WHAT THE TASK ASKS: From the entries that follow, pick out all lines holding "this".
--- RECORD SET ---
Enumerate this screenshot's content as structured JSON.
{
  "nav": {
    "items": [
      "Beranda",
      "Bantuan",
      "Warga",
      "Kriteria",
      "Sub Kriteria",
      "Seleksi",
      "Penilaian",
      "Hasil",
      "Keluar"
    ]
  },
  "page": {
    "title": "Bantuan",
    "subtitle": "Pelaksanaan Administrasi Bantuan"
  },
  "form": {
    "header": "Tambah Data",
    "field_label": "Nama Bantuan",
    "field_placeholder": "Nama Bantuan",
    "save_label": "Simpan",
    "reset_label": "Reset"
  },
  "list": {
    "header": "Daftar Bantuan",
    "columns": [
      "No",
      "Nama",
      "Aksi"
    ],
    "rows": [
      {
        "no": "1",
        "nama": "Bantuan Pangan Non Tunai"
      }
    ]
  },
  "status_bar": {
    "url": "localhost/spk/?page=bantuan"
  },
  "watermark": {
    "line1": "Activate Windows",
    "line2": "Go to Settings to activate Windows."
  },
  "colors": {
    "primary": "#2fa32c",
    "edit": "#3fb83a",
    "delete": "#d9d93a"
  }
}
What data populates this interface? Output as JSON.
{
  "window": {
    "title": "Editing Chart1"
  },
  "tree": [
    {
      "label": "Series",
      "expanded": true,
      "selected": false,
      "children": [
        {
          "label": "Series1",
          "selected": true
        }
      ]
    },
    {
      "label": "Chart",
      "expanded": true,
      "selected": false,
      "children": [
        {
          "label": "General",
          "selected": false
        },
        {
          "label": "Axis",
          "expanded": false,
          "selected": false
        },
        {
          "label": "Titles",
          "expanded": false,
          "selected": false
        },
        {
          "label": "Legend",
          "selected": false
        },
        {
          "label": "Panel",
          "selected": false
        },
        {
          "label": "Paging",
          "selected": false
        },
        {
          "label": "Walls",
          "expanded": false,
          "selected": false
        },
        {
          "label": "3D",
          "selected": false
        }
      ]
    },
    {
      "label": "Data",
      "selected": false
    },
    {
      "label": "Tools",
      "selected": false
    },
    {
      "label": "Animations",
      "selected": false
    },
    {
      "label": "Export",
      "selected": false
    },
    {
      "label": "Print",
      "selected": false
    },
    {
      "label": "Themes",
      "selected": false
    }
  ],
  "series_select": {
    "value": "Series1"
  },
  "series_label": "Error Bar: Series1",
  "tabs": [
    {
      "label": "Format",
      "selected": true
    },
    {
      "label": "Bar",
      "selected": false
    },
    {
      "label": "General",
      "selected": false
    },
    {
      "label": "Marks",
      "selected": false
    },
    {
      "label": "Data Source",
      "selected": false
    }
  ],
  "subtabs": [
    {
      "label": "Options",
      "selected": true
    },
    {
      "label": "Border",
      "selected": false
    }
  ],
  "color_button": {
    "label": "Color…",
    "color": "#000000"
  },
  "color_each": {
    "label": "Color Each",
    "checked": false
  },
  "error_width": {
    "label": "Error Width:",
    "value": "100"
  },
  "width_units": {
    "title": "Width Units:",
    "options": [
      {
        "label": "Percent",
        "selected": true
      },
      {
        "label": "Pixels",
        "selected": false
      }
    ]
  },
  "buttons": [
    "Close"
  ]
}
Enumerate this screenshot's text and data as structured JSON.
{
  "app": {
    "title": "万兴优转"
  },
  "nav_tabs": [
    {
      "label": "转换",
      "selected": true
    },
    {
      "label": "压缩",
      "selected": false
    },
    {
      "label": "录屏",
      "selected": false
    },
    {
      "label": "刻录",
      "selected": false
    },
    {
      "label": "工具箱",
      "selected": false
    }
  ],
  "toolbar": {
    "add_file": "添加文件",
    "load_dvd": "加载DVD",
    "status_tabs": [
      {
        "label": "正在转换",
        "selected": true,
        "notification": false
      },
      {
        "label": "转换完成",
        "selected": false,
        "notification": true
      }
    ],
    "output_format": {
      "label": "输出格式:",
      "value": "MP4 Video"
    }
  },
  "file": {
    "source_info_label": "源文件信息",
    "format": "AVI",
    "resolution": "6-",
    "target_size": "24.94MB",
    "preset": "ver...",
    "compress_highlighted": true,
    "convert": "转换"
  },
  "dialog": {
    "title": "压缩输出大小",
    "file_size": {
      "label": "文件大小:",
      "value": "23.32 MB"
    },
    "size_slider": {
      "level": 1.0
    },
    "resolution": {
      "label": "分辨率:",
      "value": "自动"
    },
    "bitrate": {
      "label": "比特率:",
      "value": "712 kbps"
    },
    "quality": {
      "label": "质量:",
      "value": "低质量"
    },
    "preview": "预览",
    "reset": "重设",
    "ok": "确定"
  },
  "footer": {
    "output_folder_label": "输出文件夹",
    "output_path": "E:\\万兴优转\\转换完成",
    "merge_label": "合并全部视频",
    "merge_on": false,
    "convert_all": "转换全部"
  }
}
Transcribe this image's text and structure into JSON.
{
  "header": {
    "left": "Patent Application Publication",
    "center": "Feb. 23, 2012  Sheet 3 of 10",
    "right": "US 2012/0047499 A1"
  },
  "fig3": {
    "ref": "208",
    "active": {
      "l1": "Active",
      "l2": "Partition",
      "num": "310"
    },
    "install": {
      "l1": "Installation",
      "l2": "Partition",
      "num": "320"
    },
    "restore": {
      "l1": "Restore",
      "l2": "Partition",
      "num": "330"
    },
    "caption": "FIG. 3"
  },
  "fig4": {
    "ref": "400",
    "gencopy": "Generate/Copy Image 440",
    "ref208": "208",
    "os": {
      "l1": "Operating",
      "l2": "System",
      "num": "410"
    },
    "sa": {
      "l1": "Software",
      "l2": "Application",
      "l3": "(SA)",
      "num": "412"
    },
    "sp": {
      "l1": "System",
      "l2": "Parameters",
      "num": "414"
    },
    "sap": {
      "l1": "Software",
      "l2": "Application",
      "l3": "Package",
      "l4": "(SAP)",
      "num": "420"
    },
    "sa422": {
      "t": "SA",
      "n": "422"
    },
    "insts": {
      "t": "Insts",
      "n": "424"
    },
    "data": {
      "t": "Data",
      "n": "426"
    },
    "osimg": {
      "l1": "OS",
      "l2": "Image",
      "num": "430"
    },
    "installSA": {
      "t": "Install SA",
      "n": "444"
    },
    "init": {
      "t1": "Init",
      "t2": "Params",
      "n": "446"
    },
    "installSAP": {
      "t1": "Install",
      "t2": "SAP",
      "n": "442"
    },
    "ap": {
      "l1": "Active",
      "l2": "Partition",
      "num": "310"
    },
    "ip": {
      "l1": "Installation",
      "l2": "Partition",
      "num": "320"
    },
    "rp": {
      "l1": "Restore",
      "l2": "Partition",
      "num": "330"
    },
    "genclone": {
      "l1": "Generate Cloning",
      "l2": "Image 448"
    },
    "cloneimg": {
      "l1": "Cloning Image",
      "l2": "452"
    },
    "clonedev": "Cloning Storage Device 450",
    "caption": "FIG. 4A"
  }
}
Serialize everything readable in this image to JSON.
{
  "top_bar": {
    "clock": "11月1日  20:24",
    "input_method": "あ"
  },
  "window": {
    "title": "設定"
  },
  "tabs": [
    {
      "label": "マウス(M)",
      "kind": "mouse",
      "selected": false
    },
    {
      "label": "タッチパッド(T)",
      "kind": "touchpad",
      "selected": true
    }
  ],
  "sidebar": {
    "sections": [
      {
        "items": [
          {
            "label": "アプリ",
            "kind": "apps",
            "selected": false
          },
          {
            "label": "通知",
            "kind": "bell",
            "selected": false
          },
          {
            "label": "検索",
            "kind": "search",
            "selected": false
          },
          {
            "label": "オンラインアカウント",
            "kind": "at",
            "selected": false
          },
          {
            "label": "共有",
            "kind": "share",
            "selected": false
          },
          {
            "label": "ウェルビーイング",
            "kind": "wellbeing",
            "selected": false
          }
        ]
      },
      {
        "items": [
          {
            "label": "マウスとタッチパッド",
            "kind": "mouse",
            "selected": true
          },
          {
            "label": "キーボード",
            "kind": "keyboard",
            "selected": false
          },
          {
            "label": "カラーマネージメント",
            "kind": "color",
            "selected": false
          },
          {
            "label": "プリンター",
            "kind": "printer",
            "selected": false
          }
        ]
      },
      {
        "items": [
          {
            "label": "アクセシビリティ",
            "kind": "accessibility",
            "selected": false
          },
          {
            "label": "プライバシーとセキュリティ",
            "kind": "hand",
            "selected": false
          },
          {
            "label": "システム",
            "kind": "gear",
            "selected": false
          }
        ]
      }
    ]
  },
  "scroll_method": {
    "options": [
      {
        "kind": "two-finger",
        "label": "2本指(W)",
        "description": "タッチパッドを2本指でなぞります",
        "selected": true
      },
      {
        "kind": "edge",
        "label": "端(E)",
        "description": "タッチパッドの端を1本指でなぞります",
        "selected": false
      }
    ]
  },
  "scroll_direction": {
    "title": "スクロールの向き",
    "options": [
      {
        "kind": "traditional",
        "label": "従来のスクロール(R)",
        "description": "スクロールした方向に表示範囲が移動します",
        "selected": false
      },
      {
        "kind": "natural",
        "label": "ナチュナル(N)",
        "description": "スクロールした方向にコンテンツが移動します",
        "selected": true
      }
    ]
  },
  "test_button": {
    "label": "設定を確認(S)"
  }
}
---
FINISHED ANSWER:
Enumerate this screenshot's content as structured JSON.
What data populates this interface? Output as JSON.
Enumerate this screenshot's text and data as structured JSON.
Transcribe this image's text and structure into JSON.
Serialize everything readable in this image to JSON.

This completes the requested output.